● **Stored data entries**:
****************
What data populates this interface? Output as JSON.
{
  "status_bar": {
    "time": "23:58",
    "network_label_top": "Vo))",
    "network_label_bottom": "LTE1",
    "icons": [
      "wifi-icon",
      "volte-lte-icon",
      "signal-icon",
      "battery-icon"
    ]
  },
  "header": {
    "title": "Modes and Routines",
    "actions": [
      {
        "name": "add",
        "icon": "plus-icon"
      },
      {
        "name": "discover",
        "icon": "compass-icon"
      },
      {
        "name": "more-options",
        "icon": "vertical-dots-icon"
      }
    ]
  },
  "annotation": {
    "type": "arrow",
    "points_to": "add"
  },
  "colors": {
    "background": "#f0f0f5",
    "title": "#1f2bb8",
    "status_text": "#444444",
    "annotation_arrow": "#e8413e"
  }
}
****************
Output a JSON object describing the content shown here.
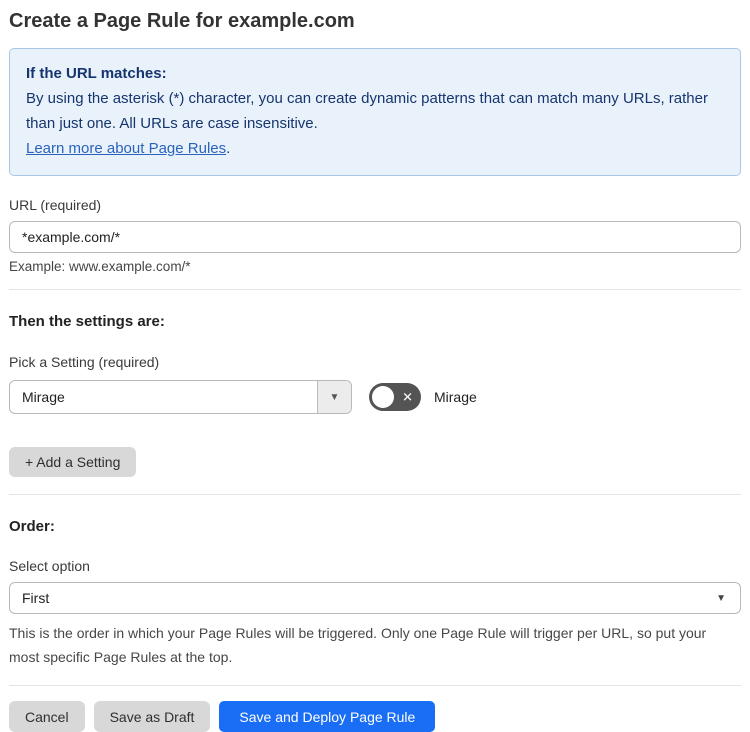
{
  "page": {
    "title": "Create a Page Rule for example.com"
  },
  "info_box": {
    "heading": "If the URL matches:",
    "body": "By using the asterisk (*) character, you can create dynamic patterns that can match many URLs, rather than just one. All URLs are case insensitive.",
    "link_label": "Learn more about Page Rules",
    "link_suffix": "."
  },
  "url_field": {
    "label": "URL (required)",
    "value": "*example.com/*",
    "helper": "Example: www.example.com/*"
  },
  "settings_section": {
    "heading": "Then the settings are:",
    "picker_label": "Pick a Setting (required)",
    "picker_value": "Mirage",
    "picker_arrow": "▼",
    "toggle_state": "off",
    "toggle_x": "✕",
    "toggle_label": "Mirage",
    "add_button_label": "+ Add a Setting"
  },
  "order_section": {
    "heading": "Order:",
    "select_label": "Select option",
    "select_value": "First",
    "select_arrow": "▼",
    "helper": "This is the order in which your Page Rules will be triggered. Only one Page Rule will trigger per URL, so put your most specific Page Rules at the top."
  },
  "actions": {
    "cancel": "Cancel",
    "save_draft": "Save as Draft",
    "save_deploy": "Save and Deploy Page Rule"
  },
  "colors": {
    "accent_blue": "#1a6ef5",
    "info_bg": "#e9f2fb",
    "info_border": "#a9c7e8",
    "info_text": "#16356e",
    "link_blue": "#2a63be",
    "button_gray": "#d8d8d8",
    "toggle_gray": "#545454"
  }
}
****************
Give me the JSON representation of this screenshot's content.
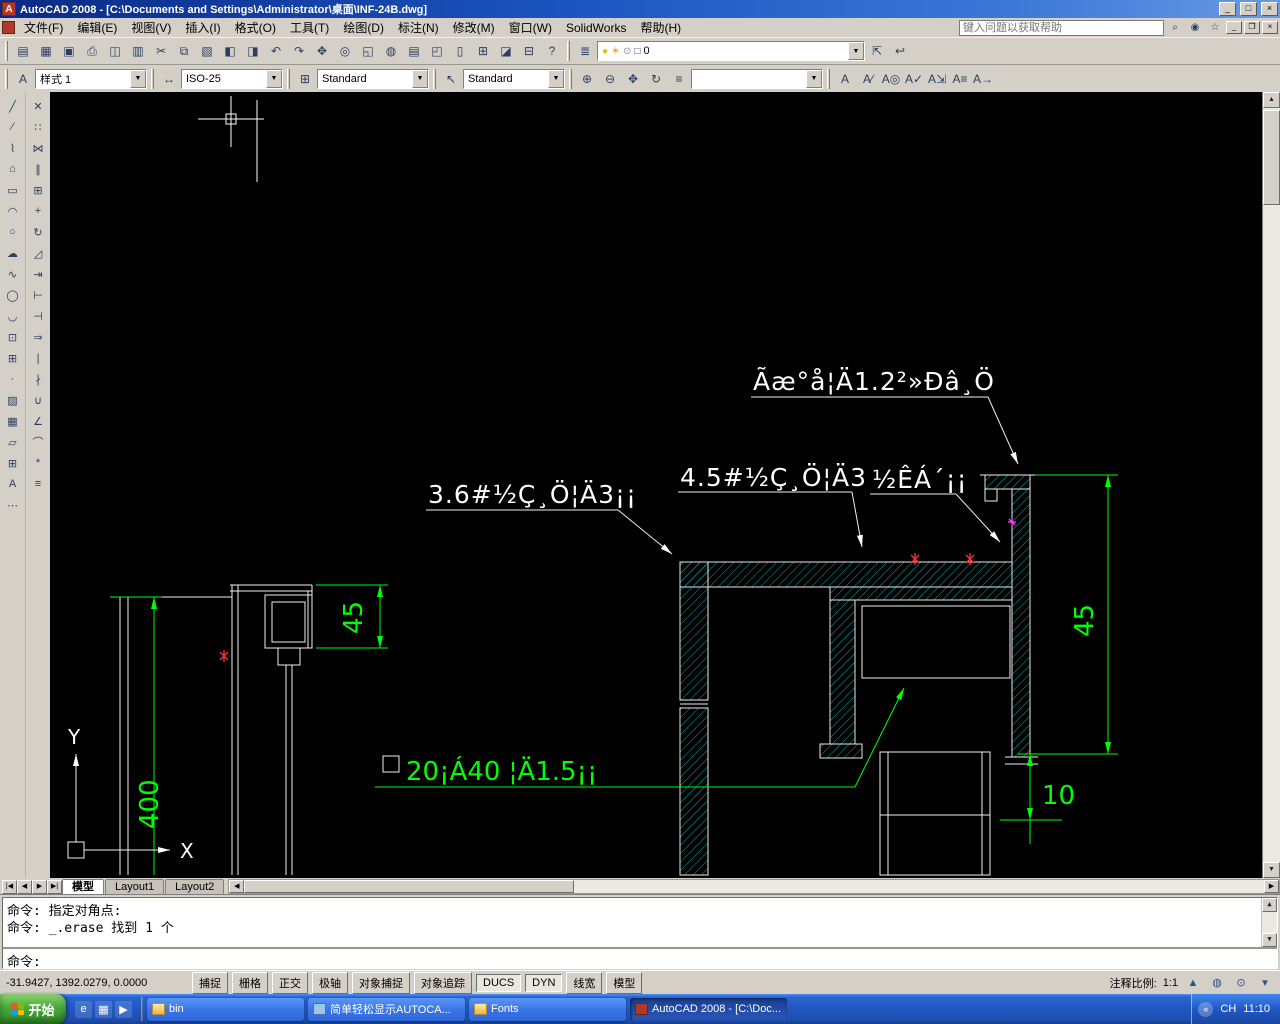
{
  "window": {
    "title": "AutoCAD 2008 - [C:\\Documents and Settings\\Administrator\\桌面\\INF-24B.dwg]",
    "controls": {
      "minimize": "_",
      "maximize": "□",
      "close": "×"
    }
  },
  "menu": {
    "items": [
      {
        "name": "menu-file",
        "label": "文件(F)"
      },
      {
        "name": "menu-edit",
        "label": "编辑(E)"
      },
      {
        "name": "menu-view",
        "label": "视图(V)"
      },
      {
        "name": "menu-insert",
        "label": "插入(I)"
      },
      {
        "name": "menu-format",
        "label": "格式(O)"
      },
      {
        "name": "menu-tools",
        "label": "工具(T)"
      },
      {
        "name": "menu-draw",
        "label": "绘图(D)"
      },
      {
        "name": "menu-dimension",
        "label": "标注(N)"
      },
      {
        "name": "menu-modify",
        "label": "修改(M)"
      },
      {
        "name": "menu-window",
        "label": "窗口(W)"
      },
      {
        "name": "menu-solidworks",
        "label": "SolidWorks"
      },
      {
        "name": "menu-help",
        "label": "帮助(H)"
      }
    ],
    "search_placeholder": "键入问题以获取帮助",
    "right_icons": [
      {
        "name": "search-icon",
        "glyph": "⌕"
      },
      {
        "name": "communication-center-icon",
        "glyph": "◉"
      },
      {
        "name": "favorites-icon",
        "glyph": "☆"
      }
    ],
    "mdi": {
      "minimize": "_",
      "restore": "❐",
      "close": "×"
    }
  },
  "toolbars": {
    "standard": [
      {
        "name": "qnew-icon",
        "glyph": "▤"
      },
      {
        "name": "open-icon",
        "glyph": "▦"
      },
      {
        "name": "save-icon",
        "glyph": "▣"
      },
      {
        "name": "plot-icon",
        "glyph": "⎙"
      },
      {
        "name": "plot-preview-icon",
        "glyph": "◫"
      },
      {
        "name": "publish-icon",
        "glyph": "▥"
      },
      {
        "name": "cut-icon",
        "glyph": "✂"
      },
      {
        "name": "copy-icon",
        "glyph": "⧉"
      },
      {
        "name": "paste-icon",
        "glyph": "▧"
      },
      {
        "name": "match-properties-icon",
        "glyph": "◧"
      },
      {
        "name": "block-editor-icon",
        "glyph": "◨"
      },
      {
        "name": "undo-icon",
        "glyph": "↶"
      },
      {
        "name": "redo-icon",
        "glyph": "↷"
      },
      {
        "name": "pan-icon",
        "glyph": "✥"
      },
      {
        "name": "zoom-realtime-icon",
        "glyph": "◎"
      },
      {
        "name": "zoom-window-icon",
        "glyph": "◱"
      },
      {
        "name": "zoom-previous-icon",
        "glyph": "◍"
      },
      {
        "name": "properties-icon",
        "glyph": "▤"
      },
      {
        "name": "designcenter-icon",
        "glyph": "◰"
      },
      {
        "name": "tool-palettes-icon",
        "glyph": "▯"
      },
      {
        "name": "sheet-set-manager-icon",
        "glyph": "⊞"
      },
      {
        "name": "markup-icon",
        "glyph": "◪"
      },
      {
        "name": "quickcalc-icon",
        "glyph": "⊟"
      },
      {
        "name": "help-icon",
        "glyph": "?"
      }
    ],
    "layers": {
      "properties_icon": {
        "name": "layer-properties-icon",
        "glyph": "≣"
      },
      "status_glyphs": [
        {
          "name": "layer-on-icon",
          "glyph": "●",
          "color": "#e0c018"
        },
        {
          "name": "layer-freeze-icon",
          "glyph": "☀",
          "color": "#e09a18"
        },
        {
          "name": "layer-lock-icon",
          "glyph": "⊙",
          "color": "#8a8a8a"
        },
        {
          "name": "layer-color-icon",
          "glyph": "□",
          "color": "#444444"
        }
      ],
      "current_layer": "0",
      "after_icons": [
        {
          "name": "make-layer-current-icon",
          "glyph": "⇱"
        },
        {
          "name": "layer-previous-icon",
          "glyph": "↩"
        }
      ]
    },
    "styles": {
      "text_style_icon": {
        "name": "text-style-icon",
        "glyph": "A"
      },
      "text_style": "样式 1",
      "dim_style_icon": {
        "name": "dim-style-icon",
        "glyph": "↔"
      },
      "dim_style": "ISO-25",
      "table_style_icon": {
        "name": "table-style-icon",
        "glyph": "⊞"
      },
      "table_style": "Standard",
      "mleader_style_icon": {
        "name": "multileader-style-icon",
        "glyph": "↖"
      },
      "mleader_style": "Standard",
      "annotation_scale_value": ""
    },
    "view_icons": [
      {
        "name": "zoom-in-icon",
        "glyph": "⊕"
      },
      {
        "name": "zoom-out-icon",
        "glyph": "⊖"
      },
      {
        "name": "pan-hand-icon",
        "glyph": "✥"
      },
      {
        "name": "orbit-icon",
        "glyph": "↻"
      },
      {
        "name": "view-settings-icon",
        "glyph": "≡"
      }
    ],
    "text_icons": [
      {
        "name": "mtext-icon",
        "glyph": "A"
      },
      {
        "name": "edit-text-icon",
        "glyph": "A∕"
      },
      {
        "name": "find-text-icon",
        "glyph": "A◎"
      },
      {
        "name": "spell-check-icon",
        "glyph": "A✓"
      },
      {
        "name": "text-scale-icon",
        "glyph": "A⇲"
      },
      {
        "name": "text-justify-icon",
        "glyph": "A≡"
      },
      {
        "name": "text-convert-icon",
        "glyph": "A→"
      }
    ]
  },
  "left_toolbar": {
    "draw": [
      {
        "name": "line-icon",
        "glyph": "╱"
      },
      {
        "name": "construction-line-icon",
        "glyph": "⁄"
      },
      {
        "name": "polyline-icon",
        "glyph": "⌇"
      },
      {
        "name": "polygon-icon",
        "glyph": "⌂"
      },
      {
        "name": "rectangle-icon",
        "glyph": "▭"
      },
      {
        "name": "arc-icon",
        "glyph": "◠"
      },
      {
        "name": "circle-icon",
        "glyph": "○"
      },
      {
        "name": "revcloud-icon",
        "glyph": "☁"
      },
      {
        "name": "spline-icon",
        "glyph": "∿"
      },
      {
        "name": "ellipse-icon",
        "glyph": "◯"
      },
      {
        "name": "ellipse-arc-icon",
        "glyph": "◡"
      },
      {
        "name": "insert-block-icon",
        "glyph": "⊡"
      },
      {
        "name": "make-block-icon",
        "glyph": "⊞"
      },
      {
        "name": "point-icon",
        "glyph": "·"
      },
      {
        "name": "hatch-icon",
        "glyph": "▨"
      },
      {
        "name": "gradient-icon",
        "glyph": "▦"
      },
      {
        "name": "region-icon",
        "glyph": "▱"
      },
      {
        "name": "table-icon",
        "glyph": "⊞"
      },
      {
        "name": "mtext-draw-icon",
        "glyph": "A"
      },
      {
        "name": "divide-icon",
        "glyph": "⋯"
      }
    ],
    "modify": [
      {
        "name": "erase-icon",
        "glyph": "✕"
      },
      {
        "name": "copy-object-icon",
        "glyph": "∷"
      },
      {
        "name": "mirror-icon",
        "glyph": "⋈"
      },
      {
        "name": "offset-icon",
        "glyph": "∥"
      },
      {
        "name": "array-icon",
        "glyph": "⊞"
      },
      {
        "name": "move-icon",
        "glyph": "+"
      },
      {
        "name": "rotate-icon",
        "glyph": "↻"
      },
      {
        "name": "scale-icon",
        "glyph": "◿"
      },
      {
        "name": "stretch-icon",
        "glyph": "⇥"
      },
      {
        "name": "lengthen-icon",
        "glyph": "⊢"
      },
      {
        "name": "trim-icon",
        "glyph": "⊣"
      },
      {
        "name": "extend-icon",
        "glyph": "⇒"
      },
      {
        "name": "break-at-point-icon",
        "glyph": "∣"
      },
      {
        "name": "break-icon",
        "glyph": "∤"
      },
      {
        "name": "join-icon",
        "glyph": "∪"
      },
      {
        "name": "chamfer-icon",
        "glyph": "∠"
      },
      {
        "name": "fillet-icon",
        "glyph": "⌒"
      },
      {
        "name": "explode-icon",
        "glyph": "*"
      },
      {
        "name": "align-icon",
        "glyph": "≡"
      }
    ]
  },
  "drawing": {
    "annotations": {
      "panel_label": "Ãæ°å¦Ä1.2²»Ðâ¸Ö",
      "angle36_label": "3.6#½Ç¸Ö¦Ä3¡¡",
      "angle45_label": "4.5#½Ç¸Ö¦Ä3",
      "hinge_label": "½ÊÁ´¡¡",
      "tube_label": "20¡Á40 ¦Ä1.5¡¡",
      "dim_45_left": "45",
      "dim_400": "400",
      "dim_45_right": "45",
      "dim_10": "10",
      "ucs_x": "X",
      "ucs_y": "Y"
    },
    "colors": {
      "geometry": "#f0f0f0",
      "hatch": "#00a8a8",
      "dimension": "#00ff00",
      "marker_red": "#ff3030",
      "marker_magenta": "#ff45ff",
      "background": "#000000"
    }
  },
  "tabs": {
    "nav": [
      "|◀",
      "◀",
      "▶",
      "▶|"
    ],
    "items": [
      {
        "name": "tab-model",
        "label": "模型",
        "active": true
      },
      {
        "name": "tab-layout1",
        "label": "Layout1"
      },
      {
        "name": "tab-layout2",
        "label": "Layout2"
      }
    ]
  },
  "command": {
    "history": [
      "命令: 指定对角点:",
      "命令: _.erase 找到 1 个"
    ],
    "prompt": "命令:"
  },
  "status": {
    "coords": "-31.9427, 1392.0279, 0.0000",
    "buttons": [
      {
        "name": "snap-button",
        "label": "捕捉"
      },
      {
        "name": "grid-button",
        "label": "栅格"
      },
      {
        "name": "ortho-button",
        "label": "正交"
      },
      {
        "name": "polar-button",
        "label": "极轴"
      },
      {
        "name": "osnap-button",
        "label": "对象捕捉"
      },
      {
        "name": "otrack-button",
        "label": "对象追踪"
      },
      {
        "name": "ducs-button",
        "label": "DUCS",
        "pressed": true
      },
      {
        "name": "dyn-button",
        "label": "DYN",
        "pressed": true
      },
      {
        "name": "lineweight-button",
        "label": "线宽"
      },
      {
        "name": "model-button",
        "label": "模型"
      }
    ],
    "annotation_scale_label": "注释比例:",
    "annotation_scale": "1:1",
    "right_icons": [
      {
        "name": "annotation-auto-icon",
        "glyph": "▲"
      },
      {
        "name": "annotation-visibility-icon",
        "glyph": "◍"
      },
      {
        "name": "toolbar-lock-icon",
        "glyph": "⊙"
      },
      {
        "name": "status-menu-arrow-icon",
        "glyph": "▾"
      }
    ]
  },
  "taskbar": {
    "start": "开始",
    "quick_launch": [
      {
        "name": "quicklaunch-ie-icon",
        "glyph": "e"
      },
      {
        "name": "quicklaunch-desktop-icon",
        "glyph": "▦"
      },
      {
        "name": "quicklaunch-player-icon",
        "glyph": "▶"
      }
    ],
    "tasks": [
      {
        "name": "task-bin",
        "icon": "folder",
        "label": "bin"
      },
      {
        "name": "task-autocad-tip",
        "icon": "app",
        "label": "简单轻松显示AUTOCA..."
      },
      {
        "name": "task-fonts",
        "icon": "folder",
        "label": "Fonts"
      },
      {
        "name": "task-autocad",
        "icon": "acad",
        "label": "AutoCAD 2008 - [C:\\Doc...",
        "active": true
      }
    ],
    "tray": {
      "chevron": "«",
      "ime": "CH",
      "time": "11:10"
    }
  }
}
****************
From the listing, copy each line containing the word "zoom".

● **Finished exercise**:
        "name": "zoom-realtime-icon",
        "name": "zoom-window-icon",
        "name": "zoom-previous-icon",
        "name": "zoom-in-icon",
        "name": "zoom-out-icon",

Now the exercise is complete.